(PROVIDED MATERIAL):

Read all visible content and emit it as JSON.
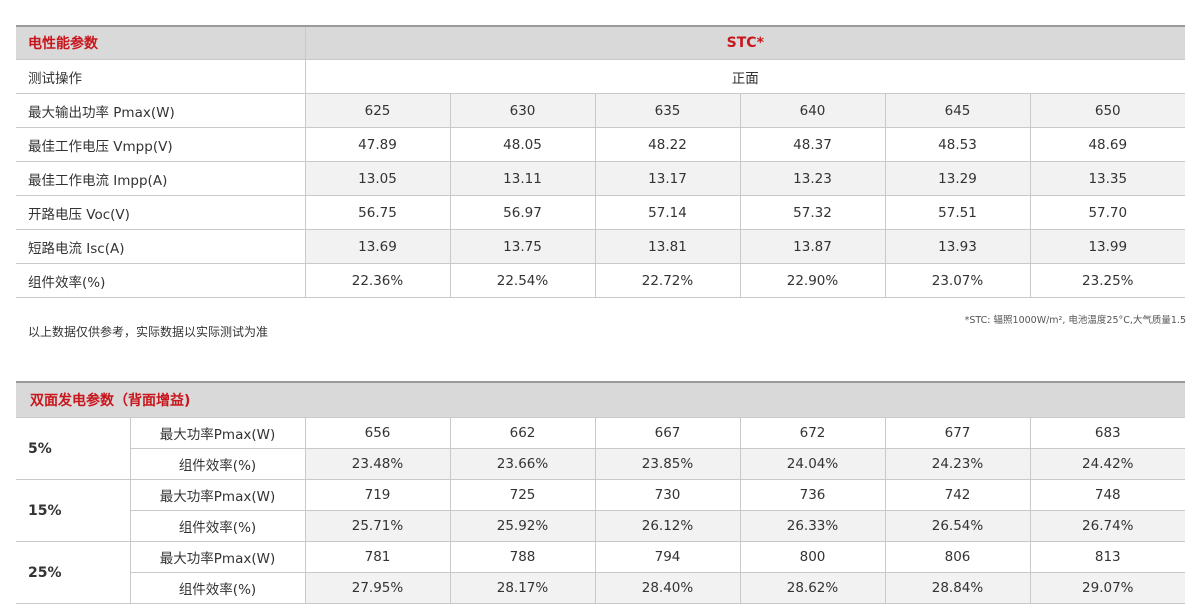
{
  "electrical": {
    "title": "电性能参数",
    "stc_label": "STC*",
    "test_condition_label": "测试操作",
    "test_condition_value": "正面",
    "rows": [
      {
        "label": "最大输出功率 Pmax(W)",
        "values": [
          "625",
          "630",
          "635",
          "640",
          "645",
          "650"
        ]
      },
      {
        "label": "最佳工作电压 Vmpp(V)",
        "values": [
          "47.89",
          "48.05",
          "48.22",
          "48.37",
          "48.53",
          "48.69"
        ]
      },
      {
        "label": "最佳工作电流 Impp(A)",
        "values": [
          "13.05",
          "13.11",
          "13.17",
          "13.23",
          "13.29",
          "13.35"
        ]
      },
      {
        "label": "开路电压 Voc(V)",
        "values": [
          "56.75",
          "56.97",
          "57.14",
          "57.32",
          "57.51",
          "57.70"
        ]
      },
      {
        "label": "短路电流 Isc(A)",
        "values": [
          "13.69",
          "13.75",
          "13.81",
          "13.87",
          "13.93",
          "13.99"
        ]
      },
      {
        "label": "组件效率(%)",
        "values": [
          "22.36%",
          "22.54%",
          "22.72%",
          "22.90%",
          "23.07%",
          "23.25%"
        ]
      }
    ]
  },
  "notes": {
    "left": "以上数据仅供参考，实际数据以实际测试为准",
    "right": "*STC: 辐照1000W/m², 电池温度25°C,大气质量1.5"
  },
  "bifacial": {
    "title": "双面发电参数（背面增益)",
    "groups": [
      {
        "gain": "5%",
        "rows": [
          {
            "label": "最大功率Pmax(W)",
            "values": [
              "656",
              "662",
              "667",
              "672",
              "677",
              "683"
            ]
          },
          {
            "label": "组件效率(%)",
            "values": [
              "23.48%",
              "23.66%",
              "23.85%",
              "24.04%",
              "24.23%",
              "24.42%"
            ]
          }
        ]
      },
      {
        "gain": "15%",
        "rows": [
          {
            "label": "最大功率Pmax(W)",
            "values": [
              "719",
              "725",
              "730",
              "736",
              "742",
              "748"
            ]
          },
          {
            "label": "组件效率(%)",
            "values": [
              "25.71%",
              "25.92%",
              "26.12%",
              "26.33%",
              "26.54%",
              "26.74%"
            ]
          }
        ]
      },
      {
        "gain": "25%",
        "rows": [
          {
            "label": "最大功率Pmax(W)",
            "values": [
              "781",
              "788",
              "794",
              "800",
              "806",
              "813"
            ]
          },
          {
            "label": "组件效率(%)",
            "values": [
              "27.95%",
              "28.17%",
              "28.40%",
              "28.62%",
              "28.84%",
              "29.07%"
            ]
          }
        ]
      }
    ]
  },
  "colors": {
    "accent": "#c8161d",
    "header_bg": "#d9d9d9",
    "shade_bg": "#f2f2f2",
    "border": "#c9c9c9"
  }
}
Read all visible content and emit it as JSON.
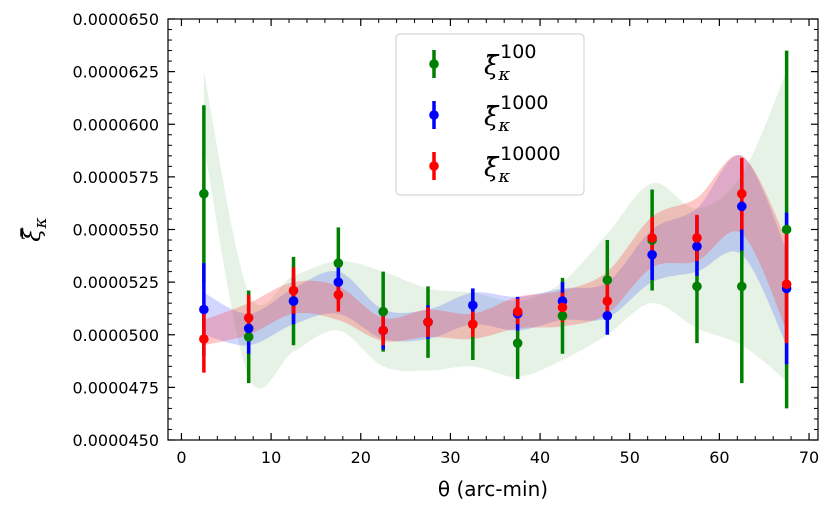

(EXERCISE AIM): Omit the pictures, then output the rest of the listing exactly.

(EXERCISE SOLUTION):
Read all visible content and emit it as JSON.
{
  "electrical": {
    "title": "电性能参数",
    "stc_label": "STC*",
    "test_condition_label": "测试操作",
    "test_condition_value": "正面",
    "rows": [
      {
        "label": "最大输出功率 Pmax(W)",
        "values": [
          "625",
          "630",
          "635",
          "640",
          "645",
          "650"
        ]
      },
      {
        "label": "最佳工作电压 Vmpp(V)",
        "values": [
          "47.89",
          "48.05",
          "48.22",
          "48.37",
          "48.53",
          "48.69"
        ]
      },
      {
        "label": "最佳工作电流 Impp(A)",
        "values": [
          "13.05",
          "13.11",
          "13.17",
          "13.23",
          "13.29",
          "13.35"
        ]
      },
      {
        "label": "开路电压 Voc(V)",
        "values": [
          "56.75",
          "56.97",
          "57.14",
          "57.32",
          "57.51",
          "57.70"
        ]
      },
      {
        "label": "短路电流 Isc(A)",
        "values": [
          "13.69",
          "13.75",
          "13.81",
          "13.87",
          "13.93",
          "13.99"
        ]
      },
      {
        "label": "组件效率(%)",
        "values": [
          "22.36%",
          "22.54%",
          "22.72%",
          "22.90%",
          "23.07%",
          "23.25%"
        ]
      }
    ]
  },
  "notes": {
    "left": "以上数据仅供参考，实际数据以实际测试为准",
    "right": "*STC: 辐照1000W/m², 电池温度25°C,大气质量1.5"
  },
  "bifacial": {
    "title": "双面发电参数（背面增益)",
    "groups": [
      {
        "gain": "5%",
        "rows": [
          {
            "label": "最大功率Pmax(W)",
            "values": [
              "656",
              "662",
              "667",
              "672",
              "677",
              "683"
            ]
          },
          {
            "label": "组件效率(%)",
            "values": [
              "23.48%",
              "23.66%",
              "23.85%",
              "24.04%",
              "24.23%",
              "24.42%"
            ]
          }
        ]
      },
      {
        "gain": "15%",
        "rows": [
          {
            "label": "最大功率Pmax(W)",
            "values": [
              "719",
              "725",
              "730",
              "736",
              "742",
              "748"
            ]
          },
          {
            "label": "组件效率(%)",
            "values": [
              "25.71%",
              "25.92%",
              "26.12%",
              "26.33%",
              "26.54%",
              "26.74%"
            ]
          }
        ]
      },
      {
        "gain": "25%",
        "rows": [
          {
            "label": "最大功率Pmax(W)",
            "values": [
              "781",
              "788",
              "794",
              "800",
              "806",
              "813"
            ]
          },
          {
            "label": "组件效率(%)",
            "values": [
              "27.95%",
              "28.17%",
              "28.40%",
              "28.62%",
              "28.84%",
              "29.07%"
            ]
          }
        ]
      }
    ]
  },
  "colors": {
    "accent": "#c8161d",
    "header_bg": "#d9d9d9",
    "shade_bg": "#f2f2f2",
    "border": "#c9c9c9"
  }
}
Read all visible content and emit it as JSON.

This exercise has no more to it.